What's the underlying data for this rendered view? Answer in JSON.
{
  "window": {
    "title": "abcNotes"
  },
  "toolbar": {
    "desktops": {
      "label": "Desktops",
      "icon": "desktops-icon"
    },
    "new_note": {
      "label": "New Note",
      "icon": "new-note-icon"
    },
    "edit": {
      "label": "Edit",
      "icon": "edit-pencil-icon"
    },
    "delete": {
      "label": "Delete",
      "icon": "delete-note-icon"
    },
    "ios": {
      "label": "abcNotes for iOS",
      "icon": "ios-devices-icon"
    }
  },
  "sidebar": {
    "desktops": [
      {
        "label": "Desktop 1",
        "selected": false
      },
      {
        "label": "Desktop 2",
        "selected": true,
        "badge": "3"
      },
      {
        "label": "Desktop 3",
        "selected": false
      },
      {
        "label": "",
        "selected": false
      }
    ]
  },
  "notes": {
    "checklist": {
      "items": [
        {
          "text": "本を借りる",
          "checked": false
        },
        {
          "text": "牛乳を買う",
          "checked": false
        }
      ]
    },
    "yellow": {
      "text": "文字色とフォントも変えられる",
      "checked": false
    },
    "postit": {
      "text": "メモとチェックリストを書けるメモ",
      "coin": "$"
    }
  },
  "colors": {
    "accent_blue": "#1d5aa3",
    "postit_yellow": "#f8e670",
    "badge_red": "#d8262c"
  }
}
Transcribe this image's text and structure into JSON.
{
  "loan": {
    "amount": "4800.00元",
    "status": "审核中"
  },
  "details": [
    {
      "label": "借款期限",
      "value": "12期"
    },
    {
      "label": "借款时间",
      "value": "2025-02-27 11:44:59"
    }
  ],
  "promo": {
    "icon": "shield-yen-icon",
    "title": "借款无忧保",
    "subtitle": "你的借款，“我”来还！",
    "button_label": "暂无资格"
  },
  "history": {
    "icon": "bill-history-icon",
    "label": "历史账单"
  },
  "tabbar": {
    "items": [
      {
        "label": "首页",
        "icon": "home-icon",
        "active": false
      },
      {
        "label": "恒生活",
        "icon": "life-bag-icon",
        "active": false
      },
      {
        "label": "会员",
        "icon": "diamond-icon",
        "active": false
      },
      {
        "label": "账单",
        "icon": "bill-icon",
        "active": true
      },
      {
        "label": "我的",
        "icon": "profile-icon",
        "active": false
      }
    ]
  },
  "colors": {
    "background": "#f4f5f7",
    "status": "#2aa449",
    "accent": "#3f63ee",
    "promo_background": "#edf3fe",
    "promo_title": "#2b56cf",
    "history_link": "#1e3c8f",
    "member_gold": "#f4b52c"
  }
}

**TASK DIRECTIONS**
Transcribe each entry precisely, missing none.

**THE SOLUTION**
What's the underlying data for this rendered view? Answer in JSON.
{
  "window": {
    "title": "abcNotes"
  },
  "toolbar": {
    "desktops": {
      "label": "Desktops",
      "icon": "desktops-icon"
    },
    "new_note": {
      "label": "New Note",
      "icon": "new-note-icon"
    },
    "edit": {
      "label": "Edit",
      "icon": "edit-pencil-icon"
    },
    "delete": {
      "label": "Delete",
      "icon": "delete-note-icon"
    },
    "ios": {
      "label": "abcNotes for iOS",
      "icon": "ios-devices-icon"
    }
  },
  "sidebar": {
    "desktops": [
      {
        "label": "Desktop 1",
        "selected": false
      },
      {
        "label": "Desktop 2",
        "selected": true,
        "badge": "3"
      },
      {
        "label": "Desktop 3",
        "selected": false
      },
      {
        "label": "",
        "selected": false
      }
    ]
  },
  "notes": {
    "checklist": {
      "items": [
        {
          "text": "本を借りる",
          "checked": false
        },
        {
          "text": "牛乳を買う",
          "checked": false
        }
      ]
    },
    "yellow": {
      "text": "文字色とフォントも変えられる",
      "checked": false
    },
    "postit": {
      "text": "メモとチェックリストを書けるメモ",
      "coin": "$"
    }
  },
  "colors": {
    "accent_blue": "#1d5aa3",
    "postit_yellow": "#f8e670",
    "badge_red": "#d8262c"
  }
}
Transcribe this image's text and structure into JSON.
{
  "loan": {
    "amount": "4800.00元",
    "status": "审核中"
  },
  "details": [
    {
      "label": "借款期限",
      "value": "12期"
    },
    {
      "label": "借款时间",
      "value": "2025-02-27 11:44:59"
    }
  ],
  "promo": {
    "icon": "shield-yen-icon",
    "title": "借款无忧保",
    "subtitle": "你的借款，“我”来还！",
    "button_label": "暂无资格"
  },
  "history": {
    "icon": "bill-history-icon",
    "label": "历史账单"
  },
  "tabbar": {
    "items": [
      {
        "label": "首页",
        "icon": "home-icon",
        "active": false
      },
      {
        "label": "恒生活",
        "icon": "life-bag-icon",
        "active": false
      },
      {
        "label": "会员",
        "icon": "diamond-icon",
        "active": false
      },
      {
        "label": "账单",
        "icon": "bill-icon",
        "active": true
      },
      {
        "label": "我的",
        "icon": "profile-icon",
        "active": false
      }
    ]
  },
  "colors": {
    "background": "#f4f5f7",
    "status": "#2aa449",
    "accent": "#3f63ee",
    "promo_background": "#edf3fe",
    "promo_title": "#2b56cf",
    "history_link": "#1e3c8f",
    "member_gold": "#f4b52c"
  }
}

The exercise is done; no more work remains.